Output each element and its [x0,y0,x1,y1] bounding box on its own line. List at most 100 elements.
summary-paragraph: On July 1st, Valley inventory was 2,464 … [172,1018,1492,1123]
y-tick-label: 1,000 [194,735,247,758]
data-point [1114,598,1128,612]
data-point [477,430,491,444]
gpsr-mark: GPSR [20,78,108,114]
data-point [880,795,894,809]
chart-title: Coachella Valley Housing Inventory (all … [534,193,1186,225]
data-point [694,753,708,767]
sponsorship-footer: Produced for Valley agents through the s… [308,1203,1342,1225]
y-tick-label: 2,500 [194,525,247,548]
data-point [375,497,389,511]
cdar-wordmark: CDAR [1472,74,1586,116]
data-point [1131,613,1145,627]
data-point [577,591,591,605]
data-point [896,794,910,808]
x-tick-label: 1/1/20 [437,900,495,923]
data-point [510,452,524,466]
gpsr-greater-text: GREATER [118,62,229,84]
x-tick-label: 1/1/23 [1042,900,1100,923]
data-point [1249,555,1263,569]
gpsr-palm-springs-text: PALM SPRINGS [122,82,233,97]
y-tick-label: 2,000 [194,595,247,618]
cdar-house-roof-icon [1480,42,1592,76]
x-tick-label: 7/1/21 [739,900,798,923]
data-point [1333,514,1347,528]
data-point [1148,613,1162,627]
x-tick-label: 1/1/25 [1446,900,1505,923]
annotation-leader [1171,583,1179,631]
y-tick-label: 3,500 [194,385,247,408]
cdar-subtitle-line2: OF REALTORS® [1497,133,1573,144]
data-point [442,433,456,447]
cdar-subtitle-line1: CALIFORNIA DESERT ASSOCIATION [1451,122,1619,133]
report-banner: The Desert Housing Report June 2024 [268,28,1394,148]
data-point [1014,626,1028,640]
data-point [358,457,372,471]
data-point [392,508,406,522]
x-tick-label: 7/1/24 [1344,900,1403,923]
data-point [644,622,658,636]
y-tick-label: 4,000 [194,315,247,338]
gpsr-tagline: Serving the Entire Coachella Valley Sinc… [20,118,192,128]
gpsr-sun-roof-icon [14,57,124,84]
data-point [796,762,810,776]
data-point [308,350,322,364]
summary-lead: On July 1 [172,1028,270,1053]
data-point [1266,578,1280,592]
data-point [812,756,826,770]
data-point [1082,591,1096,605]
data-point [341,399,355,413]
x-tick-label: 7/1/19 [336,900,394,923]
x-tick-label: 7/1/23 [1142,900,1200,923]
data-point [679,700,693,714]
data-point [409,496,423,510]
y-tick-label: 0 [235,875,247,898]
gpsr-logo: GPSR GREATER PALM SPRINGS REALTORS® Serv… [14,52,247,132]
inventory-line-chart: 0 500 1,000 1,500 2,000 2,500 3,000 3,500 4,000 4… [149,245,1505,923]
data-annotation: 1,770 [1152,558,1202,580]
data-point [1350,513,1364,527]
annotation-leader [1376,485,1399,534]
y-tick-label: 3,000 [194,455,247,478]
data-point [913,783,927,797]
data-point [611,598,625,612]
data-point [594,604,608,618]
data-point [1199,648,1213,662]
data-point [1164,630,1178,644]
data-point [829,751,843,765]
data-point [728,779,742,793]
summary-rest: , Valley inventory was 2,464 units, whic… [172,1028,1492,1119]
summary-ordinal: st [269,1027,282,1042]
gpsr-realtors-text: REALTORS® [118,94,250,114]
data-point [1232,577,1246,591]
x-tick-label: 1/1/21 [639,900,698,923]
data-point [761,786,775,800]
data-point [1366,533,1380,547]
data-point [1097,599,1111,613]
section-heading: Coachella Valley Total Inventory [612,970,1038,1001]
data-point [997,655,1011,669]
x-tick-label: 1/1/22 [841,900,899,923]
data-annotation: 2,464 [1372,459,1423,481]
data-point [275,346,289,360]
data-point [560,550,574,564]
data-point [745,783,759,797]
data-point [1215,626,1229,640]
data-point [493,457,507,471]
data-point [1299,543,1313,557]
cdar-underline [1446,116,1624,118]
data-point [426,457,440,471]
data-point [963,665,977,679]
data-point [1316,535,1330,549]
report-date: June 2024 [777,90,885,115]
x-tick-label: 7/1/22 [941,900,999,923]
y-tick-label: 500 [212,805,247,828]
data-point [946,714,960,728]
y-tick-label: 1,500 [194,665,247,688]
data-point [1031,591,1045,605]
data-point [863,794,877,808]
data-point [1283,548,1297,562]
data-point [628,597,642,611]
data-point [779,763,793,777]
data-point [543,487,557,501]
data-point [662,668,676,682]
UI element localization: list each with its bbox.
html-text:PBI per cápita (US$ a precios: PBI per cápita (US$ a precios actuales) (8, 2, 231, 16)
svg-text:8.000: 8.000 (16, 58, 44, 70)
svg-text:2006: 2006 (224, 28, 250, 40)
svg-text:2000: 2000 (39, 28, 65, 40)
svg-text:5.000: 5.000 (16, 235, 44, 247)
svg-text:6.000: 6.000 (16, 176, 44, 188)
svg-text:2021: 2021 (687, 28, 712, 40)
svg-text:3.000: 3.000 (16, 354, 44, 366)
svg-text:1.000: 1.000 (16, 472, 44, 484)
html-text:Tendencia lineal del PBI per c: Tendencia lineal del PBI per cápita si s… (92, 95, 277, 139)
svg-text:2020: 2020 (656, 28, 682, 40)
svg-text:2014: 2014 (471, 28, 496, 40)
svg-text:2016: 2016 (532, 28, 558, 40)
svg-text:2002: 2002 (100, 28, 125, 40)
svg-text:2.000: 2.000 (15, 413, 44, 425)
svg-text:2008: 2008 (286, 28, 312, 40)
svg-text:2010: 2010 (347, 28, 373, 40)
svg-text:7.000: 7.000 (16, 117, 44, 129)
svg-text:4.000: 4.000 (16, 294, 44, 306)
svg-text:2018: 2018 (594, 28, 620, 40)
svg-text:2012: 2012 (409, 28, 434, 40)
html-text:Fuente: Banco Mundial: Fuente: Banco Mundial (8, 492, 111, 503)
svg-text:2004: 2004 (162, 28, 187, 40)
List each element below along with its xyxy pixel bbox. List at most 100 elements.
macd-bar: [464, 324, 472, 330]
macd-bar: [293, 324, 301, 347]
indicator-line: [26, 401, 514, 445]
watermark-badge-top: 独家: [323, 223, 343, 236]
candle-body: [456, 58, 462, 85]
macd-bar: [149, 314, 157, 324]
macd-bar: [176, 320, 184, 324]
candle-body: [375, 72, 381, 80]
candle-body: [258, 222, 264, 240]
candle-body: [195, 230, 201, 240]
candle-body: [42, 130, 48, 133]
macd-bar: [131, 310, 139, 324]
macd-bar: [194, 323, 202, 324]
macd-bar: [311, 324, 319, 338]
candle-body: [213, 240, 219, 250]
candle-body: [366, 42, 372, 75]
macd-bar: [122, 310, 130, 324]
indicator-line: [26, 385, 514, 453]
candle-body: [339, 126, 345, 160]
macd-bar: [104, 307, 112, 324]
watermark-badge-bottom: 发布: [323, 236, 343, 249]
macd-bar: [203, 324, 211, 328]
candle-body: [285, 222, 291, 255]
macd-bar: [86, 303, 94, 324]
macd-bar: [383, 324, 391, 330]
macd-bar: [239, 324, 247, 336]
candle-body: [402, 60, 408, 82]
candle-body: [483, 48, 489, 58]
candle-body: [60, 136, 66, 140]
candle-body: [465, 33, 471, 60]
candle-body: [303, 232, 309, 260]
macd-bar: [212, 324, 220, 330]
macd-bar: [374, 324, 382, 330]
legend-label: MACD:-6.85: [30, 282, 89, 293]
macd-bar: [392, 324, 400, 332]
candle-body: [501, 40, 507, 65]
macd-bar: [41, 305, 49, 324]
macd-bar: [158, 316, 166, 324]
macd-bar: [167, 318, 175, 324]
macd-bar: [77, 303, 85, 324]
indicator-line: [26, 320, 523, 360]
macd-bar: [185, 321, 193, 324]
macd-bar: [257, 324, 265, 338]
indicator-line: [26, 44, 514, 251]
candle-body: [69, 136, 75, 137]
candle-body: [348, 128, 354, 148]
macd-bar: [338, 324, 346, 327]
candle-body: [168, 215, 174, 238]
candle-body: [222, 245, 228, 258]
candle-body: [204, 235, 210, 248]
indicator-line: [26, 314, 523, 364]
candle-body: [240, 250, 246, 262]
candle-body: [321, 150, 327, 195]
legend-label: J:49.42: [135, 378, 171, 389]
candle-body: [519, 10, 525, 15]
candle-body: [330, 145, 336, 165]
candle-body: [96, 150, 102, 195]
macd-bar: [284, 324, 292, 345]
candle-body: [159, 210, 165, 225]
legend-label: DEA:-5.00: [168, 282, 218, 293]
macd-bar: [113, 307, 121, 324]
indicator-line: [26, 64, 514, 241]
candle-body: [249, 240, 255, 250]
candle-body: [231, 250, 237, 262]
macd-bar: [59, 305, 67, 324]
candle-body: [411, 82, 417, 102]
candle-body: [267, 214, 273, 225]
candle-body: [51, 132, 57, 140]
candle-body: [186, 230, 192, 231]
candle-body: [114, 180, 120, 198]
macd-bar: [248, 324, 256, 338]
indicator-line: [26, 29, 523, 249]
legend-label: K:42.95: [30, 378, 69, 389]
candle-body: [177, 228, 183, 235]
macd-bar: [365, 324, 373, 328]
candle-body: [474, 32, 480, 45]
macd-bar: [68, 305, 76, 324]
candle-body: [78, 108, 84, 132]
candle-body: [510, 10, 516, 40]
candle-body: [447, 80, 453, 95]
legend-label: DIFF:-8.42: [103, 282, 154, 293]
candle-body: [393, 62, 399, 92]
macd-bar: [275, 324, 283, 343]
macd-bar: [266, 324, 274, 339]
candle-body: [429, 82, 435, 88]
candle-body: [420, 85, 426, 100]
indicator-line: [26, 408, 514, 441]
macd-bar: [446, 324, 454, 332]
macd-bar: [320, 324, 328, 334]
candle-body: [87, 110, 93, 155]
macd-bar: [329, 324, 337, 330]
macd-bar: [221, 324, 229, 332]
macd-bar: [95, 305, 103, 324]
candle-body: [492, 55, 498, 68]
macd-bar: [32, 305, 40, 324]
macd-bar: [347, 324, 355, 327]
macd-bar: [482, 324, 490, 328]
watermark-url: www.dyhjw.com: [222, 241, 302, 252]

************

Rewrite everything from the start of the data down to the line containing "gpsr-logo: GPSR GREATER", both ends included, as a numbered list without blank lines.

1. Output each element and its [x0,y0,x1,y1] bounding box on its own line. List at most 100 elements.
2. summary-paragraph: On July 1st, Valley inventory was 2,464 … [172,1018,1492,1123]
3. y-tick-label: 1,000 [194,735,247,758]
4. data-point [1114,598,1128,612]
5. data-point [477,430,491,444]
6. gpsr-mark: GPSR [20,78,108,114]
7. data-point [880,795,894,809]
8. chart-title: Coachella Valley Housing Inventory (all … [534,193,1186,225]
9. data-point [694,753,708,767]
10. sponsorship-footer: Produced for Valley agents through the s… [308,1203,1342,1225]
11. y-tick-label: 2,500 [194,525,247,548]
12. data-point [375,497,389,511]
13. cdar-wordmark: CDAR [1472,74,1586,116]
14. data-point [1131,613,1145,627]
15. data-point [577,591,591,605]
16. data-point [896,794,910,808]
17. x-tick-label: 1/1/20 [437,900,495,923]
18. data-point [510,452,524,466]
19. gpsr-greater-text: GREATER [118,62,229,84]
20. x-tick-label: 1/1/23 [1042,900,1100,923]
21. data-point [1249,555,1263,569]
22. gpsr-palm-springs-text: PALM SPRINGS [122,82,233,97]
23. y-tick-label: 2,000 [194,595,247,618]
24. cdar-house-roof-icon [1480,42,1592,76]
25. x-tick-label: 7/1/21 [739,900,798,923]
26. data-point [1333,514,1347,528]
27. data-point [1148,613,1162,627]
28. x-tick-label: 1/1/25 [1446,900,1505,923]
29. annotation-leader [1171,583,1179,631]
30. y-tick-label: 3,500 [194,385,247,408]
31. cdar-subtitle-line2: OF REALTORS® [1497,133,1573,144]
32. data-point [442,433,456,447]
33. cdar-subtitle-line1: CALIFORNIA DESERT ASSOCIATION [1451,122,1619,133]
34. report-banner: The Desert Housing Report June 2024 [268,28,1394,148]
35. data-point [1014,626,1028,640]
36. data-point [358,457,372,471]
37. data-point [392,508,406,522]
38. x-tick-label: 7/1/24 [1344,900,1403,923]
39. data-point [644,622,658,636]
40. y-tick-label: 4,000 [194,315,247,338]
41. gpsr-tagline: Serving the Entire Coachella Valley Sinc… [20,118,192,128]
42. gpsr-sun-roof-icon [14,57,124,84]
43. data-point [796,762,810,776]
44. data-point [308,350,322,364]
45. summary-lead: On July 1 [172,1028,270,1053]
46. data-point [1266,578,1280,592]
47. data-point [812,756,826,770]
48. data-point [1082,591,1096,605]
49. data-point [341,399,355,413]
50. x-tick-label: 7/1/19 [336,900,394,923]
51. x-tick-label: 7/1/23 [1142,900,1200,923]
52. data-point [679,700,693,714]
53. data-point [409,496,423,510]
54. y-tick-label: 0 [235,875,247,898]
55. gpsr-logo: GPSR GREATER PALM SPRINGS REALTORS® Serv… [14,52,247,132]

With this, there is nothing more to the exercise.